## What you have to do
Retype each entry below, keeping every character the same.

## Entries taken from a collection
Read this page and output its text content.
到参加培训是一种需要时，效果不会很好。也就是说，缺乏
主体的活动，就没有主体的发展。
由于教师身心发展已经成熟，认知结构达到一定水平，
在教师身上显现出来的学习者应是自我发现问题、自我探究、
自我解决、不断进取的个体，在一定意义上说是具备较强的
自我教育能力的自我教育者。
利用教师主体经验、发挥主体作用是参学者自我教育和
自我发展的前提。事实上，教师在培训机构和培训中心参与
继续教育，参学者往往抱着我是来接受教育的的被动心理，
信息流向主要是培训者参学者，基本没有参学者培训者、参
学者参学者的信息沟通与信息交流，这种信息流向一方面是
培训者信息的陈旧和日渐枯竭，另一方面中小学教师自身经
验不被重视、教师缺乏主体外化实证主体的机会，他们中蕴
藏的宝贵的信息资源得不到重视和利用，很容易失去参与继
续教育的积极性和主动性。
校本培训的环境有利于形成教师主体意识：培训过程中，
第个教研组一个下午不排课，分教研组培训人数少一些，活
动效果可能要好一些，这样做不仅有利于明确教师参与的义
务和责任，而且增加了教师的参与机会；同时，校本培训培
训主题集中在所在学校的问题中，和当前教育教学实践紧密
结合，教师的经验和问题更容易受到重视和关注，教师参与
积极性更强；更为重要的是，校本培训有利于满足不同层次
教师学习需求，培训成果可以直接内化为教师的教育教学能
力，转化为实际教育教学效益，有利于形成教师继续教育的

## Answer below
Read this page and output its text content.
到参加培训是一种需要时，效果不会很好。也就是说，缺乏
主体的活动，就没有主体的发展。
由于教师身心发展已经成熟，认知结构达到一定水平，
在教师身上显现出来的学习者应是自我发现问题、自我探究、
自我解决、不断进取的个体，在一定意义上说是具备较强的
自我教育能力的自我教育者。
利用教师主体经验、发挥主体作用是参学者自我教育和
自我发展的前提。事实上，教师在培训机构和培训中心参与
继续教育，参学者往往抱着我是来接受教育的的被动心理，
信息流向主要是培训者参学者，基本没有参学者培训者、参
学者参学者的信息沟通与信息交流，这种信息流向一方面是
培训者信息的陈旧和日渐枯竭，另一方面中小学教师自身经
验不被重视、教师缺乏主体外化实证主体的机会，他们中蕴
藏的宝贵的信息资源得不到重视和利用，很容易失去参与继
续教育的积极性和主动性。
校本培训的环境有利于形成教师主体意识：培训过程中，
第个教研组一个下午不排课，分教研组培训人数少一些，活
动效果可能要好一些，这样做不仅有利于明确教师参与的义
务和责任，而且增加了教师的参与机会；同时，校本培训培
训主题集中在所在学校的问题中，和当前教育教学实践紧密
结合，教师的经验和问题更容易受到重视和关注，教师参与
积极性更强；更为重要的是，校本培训有利于满足不同层次
教师学习需求，培训成果可以直接内化为教师的教育教学能
力，转化为实际教育教学效益，有利于形成教师继续教育的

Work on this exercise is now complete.